### Work to be completed
Quote the records that follow in full, leaving the pictures out.

## begin Data section

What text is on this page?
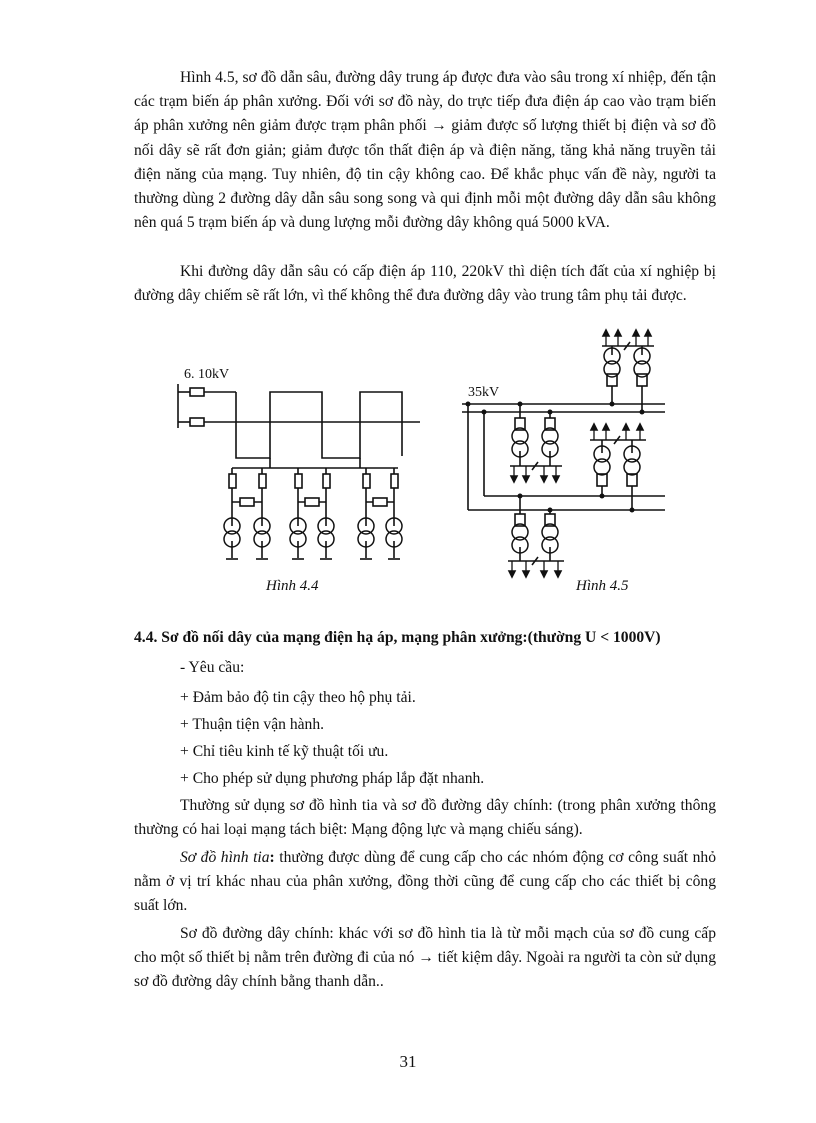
Hình 4.5, sơ đồ dẫn sâu, đường dây trung áp được đưa vào sâu trong xí nhiệp, đến tận các trạm biến áp phân xưởng. Đối với sơ đồ này, do trực tiếp đưa điện áp cao vào trạm biến áp phân xưởng nên giảm được trạm phân phối → giảm được số lượng thiết bị điện và sơ đồ nối dây sẽ rất đơn giản; giảm được tổn thất điện áp và điện năng, tăng khả năng truyền tải điện năng của mạng. Tuy nhiên, độ tin cậy không cao. Để khắc phục vấn đề này, người ta thường dùng 2 đường dây dẫn sâu song song và qui định mỗi một đường dây dẫn sâu không nên quá 5 trạm biến áp và dung lượng mỗi đường dây không quá 5000 kVA.

Khi đường dây dẫn sâu có cấp điện áp 110, 220kV thì diện tích đất của xí nghiệp bị đường dây chiếm sẽ rất lớn, vì thế không thể đưa đường dây vào trung tâm phụ tải được.

6. 10kV
Hình 4.4
35kV
Hình 4.5

4.4. Sơ đồ nối dây của mạng điện hạ áp, mạng phân xưởng:(thường U < 1000V)

- Yêu cầu:

+ Đảm bảo độ tin cậy theo hộ phụ tải.

+ Thuận tiện vận hành.

+ Chỉ tiêu kinh tế kỹ thuật tối ưu.

+ Cho phép sử dụng phương pháp lắp đặt nhanh.

Thường sử dụng sơ đồ hình tia và sơ đồ đường dây chính: (trong phân xưởng thông thường có hai loại mạng tách biệt: Mạng động lực và mạng chiếu sáng).

Sơ đồ hình tia: thường được dùng để cung cấp cho các nhóm động cơ công suất nhỏ nằm ở vị trí khác nhau của phân xưởng, đồng thời cũng để cung cấp cho các thiết bị công suất lớn.

Sơ đồ đường dây chính: khác với sơ đồ hình tia là từ mỗi mạch của sơ đồ cung cấp cho một số thiết bị nằm trên đường đi của nó → tiết kiệm dây. Ngoài ra người ta còn sử dụng sơ đồ đường dây chính bằng thanh dẫn..

31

## end Data section

### Task answer
What text is on this page?
Hình 4.5, sơ đồ dẫn sâu, đường dây trung áp được đưa vào sâu trong xí nhiệp, đến tận các trạm biến áp phân xưởng. Đối với sơ đồ này, do trực tiếp đưa điện áp cao vào trạm biến áp phân xưởng nên giảm được trạm phân phối → giảm được số lượng thiết bị điện và sơ đồ nối dây sẽ rất đơn giản; giảm được tổn thất điện áp và điện năng, tăng khả năng truyền tải điện năng của mạng. Tuy nhiên, độ tin cậy không cao. Để khắc phục vấn đề này, người ta thường dùng 2 đường dây dẫn sâu song song và qui định mỗi một đường dây dẫn sâu không nên quá 5 trạm biến áp và dung lượng mỗi đường dây không quá 5000 kVA.

Khi đường dây dẫn sâu có cấp điện áp 110, 220kV thì diện tích đất của xí nghiệp bị đường dây chiếm sẽ rất lớn, vì thế không thể đưa đường dây vào trung tâm phụ tải được.

6. 10kV
Hình 4.4
35kV
Hình 4.5

4.4. Sơ đồ nối dây của mạng điện hạ áp, mạng phân xưởng:(thường U < 1000V)

- Yêu cầu:

+ Đảm bảo độ tin cậy theo hộ phụ tải.

+ Thuận tiện vận hành.

+ Chỉ tiêu kinh tế kỹ thuật tối ưu.

+ Cho phép sử dụng phương pháp lắp đặt nhanh.

Thường sử dụng sơ đồ hình tia và sơ đồ đường dây chính: (trong phân xưởng thông thường có hai loại mạng tách biệt: Mạng động lực và mạng chiếu sáng).

Sơ đồ hình tia: thường được dùng để cung cấp cho các nhóm động cơ công suất nhỏ nằm ở vị trí khác nhau của phân xưởng, đồng thời cũng để cung cấp cho các thiết bị công suất lớn.

Sơ đồ đường dây chính: khác với sơ đồ hình tia là từ mỗi mạch của sơ đồ cung cấp cho một số thiết bị nằm trên đường đi của nó → tiết kiệm dây. Ngoài ra người ta còn sử dụng sơ đồ đường dây chính bằng thanh dẫn..

31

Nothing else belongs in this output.